The records:
>>
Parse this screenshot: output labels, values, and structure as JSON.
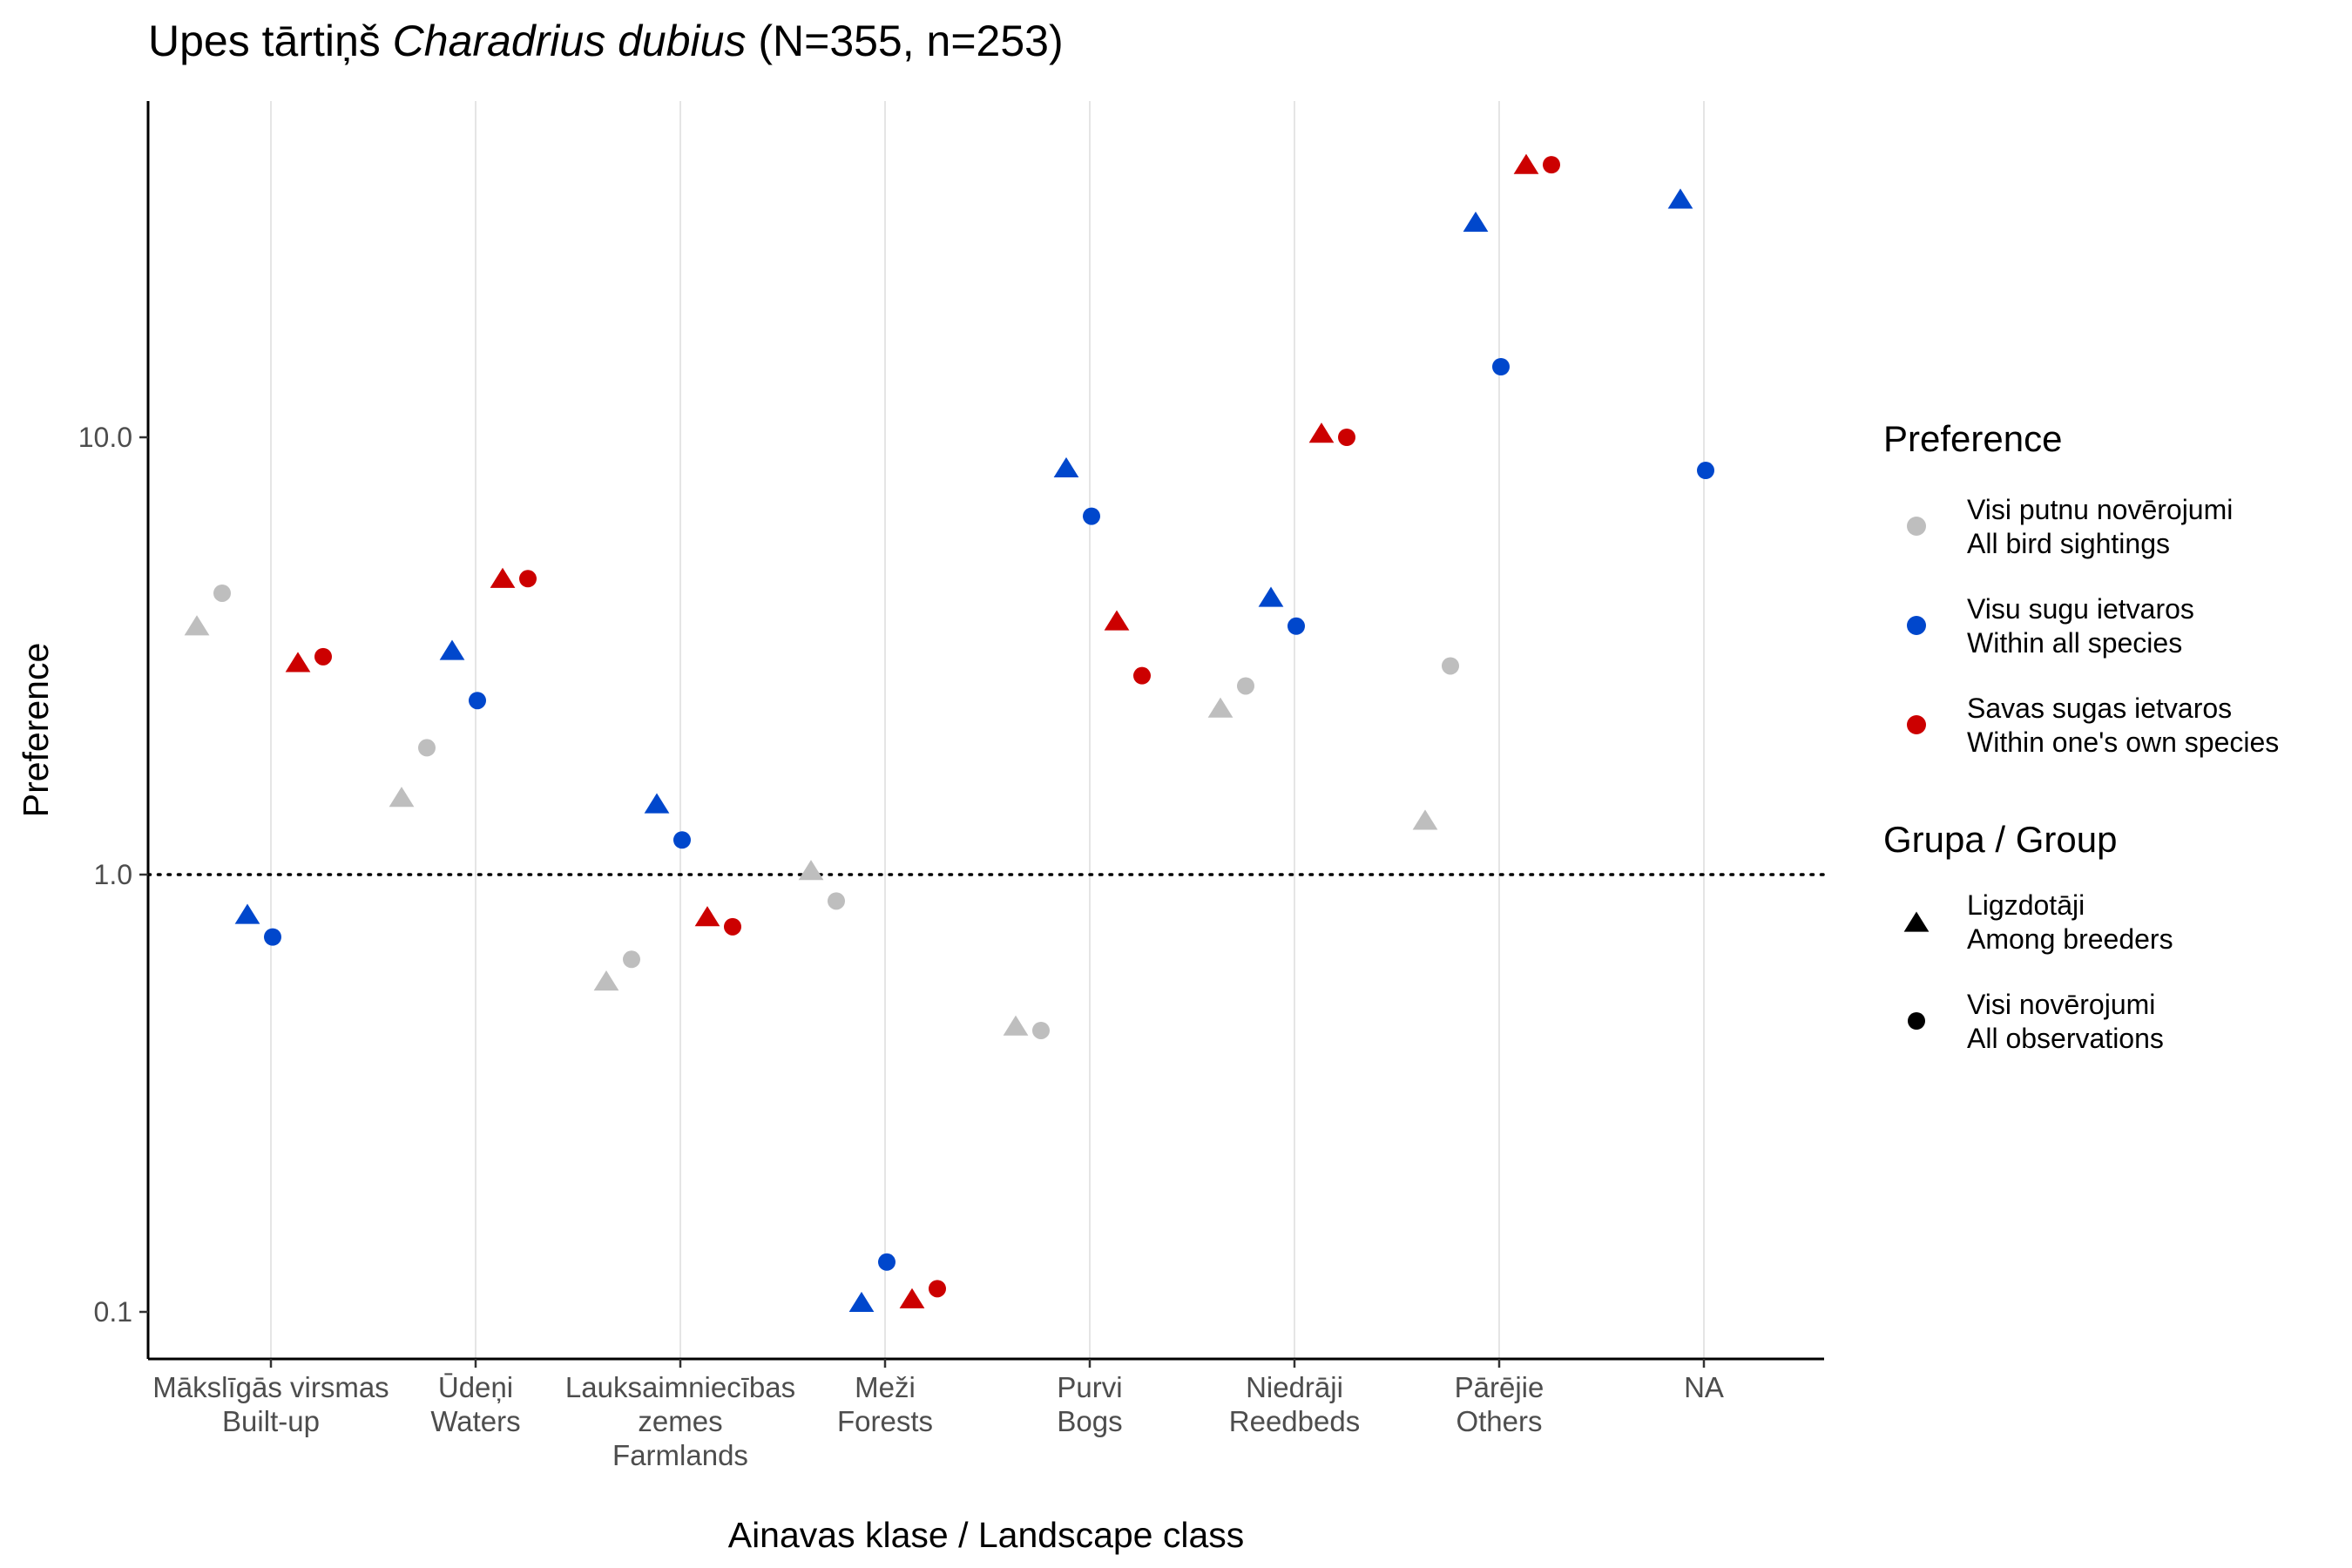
{
  "chart_data": {
    "type": "scatter",
    "title": {
      "prefix": "Upes tārtiņš ",
      "species": "Charadrius dubius",
      "suffix": " (N=355, n=253)"
    },
    "xlabel": "Ainavas klase / Landscape class",
    "ylabel": "Preference",
    "y_scale": "log10",
    "ylim": [
      0.08,
      48
    ],
    "yticks": [
      {
        "value": 0.1,
        "label": "0.1"
      },
      {
        "value": 1.0,
        "label": "1.0"
      },
      {
        "value": 10.0,
        "label": "10.0"
      }
    ],
    "reference_line": {
      "value": 1.0,
      "style": "dotted"
    },
    "grid": "vertical major lines only",
    "categories": [
      {
        "name": "Built-up",
        "lines": [
          "Mākslīgās virsmas",
          "Built-up"
        ]
      },
      {
        "name": "Waters",
        "lines": [
          "Ūdeņi",
          "Waters"
        ]
      },
      {
        "name": "Farmlands",
        "lines": [
          "Lauksaimniecības",
          "zemes",
          "Farmlands"
        ]
      },
      {
        "name": "Forests",
        "lines": [
          "Meži",
          "Forests"
        ]
      },
      {
        "name": "Bogs",
        "lines": [
          "Purvi",
          "Bogs"
        ]
      },
      {
        "name": "Reedbeds",
        "lines": [
          "Niedrāji",
          "Reedbeds"
        ]
      },
      {
        "name": "Others",
        "lines": [
          "Pārējie",
          "Others"
        ]
      },
      {
        "name": "NA",
        "lines": [
          "NA"
        ]
      }
    ],
    "series": [
      {
        "preference": "all_sightings",
        "group": "breeders",
        "values": [
          3.7,
          1.5,
          0.57,
          1.02,
          0.45,
          2.4,
          1.33,
          null
        ]
      },
      {
        "preference": "all_sightings",
        "group": "all_observations",
        "values": [
          4.4,
          1.95,
          0.64,
          0.87,
          0.44,
          2.7,
          3.0,
          null
        ]
      },
      {
        "preference": "within_all_species",
        "group": "breeders",
        "values": [
          0.81,
          3.25,
          1.45,
          0.105,
          8.5,
          4.3,
          31.0,
          35.0
        ]
      },
      {
        "preference": "within_all_species",
        "group": "all_observations",
        "values": [
          0.72,
          2.5,
          1.2,
          0.13,
          6.6,
          3.7,
          14.5,
          8.4
        ]
      },
      {
        "preference": "within_own_species",
        "group": "breeders",
        "values": [
          3.05,
          4.75,
          0.8,
          0.107,
          3.8,
          10.2,
          42.0,
          null
        ]
      },
      {
        "preference": "within_own_species",
        "group": "all_observations",
        "values": [
          3.15,
          4.75,
          0.76,
          0.113,
          2.85,
          10.0,
          42.0,
          null
        ]
      }
    ],
    "legend": {
      "position": "right",
      "preference": {
        "title": "Preference",
        "items": [
          {
            "key": "all_sightings",
            "lines": [
              "Visi putnu novērojumi",
              "All bird sightings"
            ],
            "color": "#bebebe"
          },
          {
            "key": "within_all_species",
            "lines": [
              "Visu sugu ietvaros",
              "Within all species"
            ],
            "color": "#0047cc"
          },
          {
            "key": "within_own_species",
            "lines": [
              "Savas sugas ietvaros",
              "Within one's own species"
            ],
            "color": "#cc0000"
          }
        ]
      },
      "group": {
        "title": "Grupa / Group",
        "items": [
          {
            "key": "breeders",
            "lines": [
              "Ligzdotāji",
              "Among breeders"
            ],
            "shape": "triangle"
          },
          {
            "key": "all_observations",
            "lines": [
              "Visi novērojumi",
              "All observations"
            ],
            "shape": "circle"
          }
        ]
      }
    }
  }
}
<<
Work to do:
Repeat the data exactly in full, omitting its pictures.

Expected answer:
Parse this screenshot: output labels, values, and structure as JSON.
{
  "chart_data": {
    "type": "scatter",
    "title": {
      "prefix": "Upes tārtiņš ",
      "species": "Charadrius dubius",
      "suffix": " (N=355, n=253)"
    },
    "xlabel": "Ainavas klase / Landscape class",
    "ylabel": "Preference",
    "y_scale": "log10",
    "ylim": [
      0.08,
      48
    ],
    "yticks": [
      {
        "value": 0.1,
        "label": "0.1"
      },
      {
        "value": 1.0,
        "label": "1.0"
      },
      {
        "value": 10.0,
        "label": "10.0"
      }
    ],
    "reference_line": {
      "value": 1.0,
      "style": "dotted"
    },
    "grid": "vertical major lines only",
    "categories": [
      {
        "name": "Built-up",
        "lines": [
          "Mākslīgās virsmas",
          "Built-up"
        ]
      },
      {
        "name": "Waters",
        "lines": [
          "Ūdeņi",
          "Waters"
        ]
      },
      {
        "name": "Farmlands",
        "lines": [
          "Lauksaimniecības",
          "zemes",
          "Farmlands"
        ]
      },
      {
        "name": "Forests",
        "lines": [
          "Meži",
          "Forests"
        ]
      },
      {
        "name": "Bogs",
        "lines": [
          "Purvi",
          "Bogs"
        ]
      },
      {
        "name": "Reedbeds",
        "lines": [
          "Niedrāji",
          "Reedbeds"
        ]
      },
      {
        "name": "Others",
        "lines": [
          "Pārējie",
          "Others"
        ]
      },
      {
        "name": "NA",
        "lines": [
          "NA"
        ]
      }
    ],
    "series": [
      {
        "preference": "all_sightings",
        "group": "breeders",
        "values": [
          3.7,
          1.5,
          0.57,
          1.02,
          0.45,
          2.4,
          1.33,
          null
        ]
      },
      {
        "preference": "all_sightings",
        "group": "all_observations",
        "values": [
          4.4,
          1.95,
          0.64,
          0.87,
          0.44,
          2.7,
          3.0,
          null
        ]
      },
      {
        "preference": "within_all_species",
        "group": "breeders",
        "values": [
          0.81,
          3.25,
          1.45,
          0.105,
          8.5,
          4.3,
          31.0,
          35.0
        ]
      },
      {
        "preference": "within_all_species",
        "group": "all_observations",
        "values": [
          0.72,
          2.5,
          1.2,
          0.13,
          6.6,
          3.7,
          14.5,
          8.4
        ]
      },
      {
        "preference": "within_own_species",
        "group": "breeders",
        "values": [
          3.05,
          4.75,
          0.8,
          0.107,
          3.8,
          10.2,
          42.0,
          null
        ]
      },
      {
        "preference": "within_own_species",
        "group": "all_observations",
        "values": [
          3.15,
          4.75,
          0.76,
          0.113,
          2.85,
          10.0,
          42.0,
          null
        ]
      }
    ],
    "legend": {
      "position": "right",
      "preference": {
        "title": "Preference",
        "items": [
          {
            "key": "all_sightings",
            "lines": [
              "Visi putnu novērojumi",
              "All bird sightings"
            ],
            "color": "#bebebe"
          },
          {
            "key": "within_all_species",
            "lines": [
              "Visu sugu ietvaros",
              "Within all species"
            ],
            "color": "#0047cc"
          },
          {
            "key": "within_own_species",
            "lines": [
              "Savas sugas ietvaros",
              "Within one's own species"
            ],
            "color": "#cc0000"
          }
        ]
      },
      "group": {
        "title": "Grupa / Group",
        "items": [
          {
            "key": "breeders",
            "lines": [
              "Ligzdotāji",
              "Among breeders"
            ],
            "shape": "triangle"
          },
          {
            "key": "all_observations",
            "lines": [
              "Visi novērojumi",
              "All observations"
            ],
            "shape": "circle"
          }
        ]
      }
    }
  }
}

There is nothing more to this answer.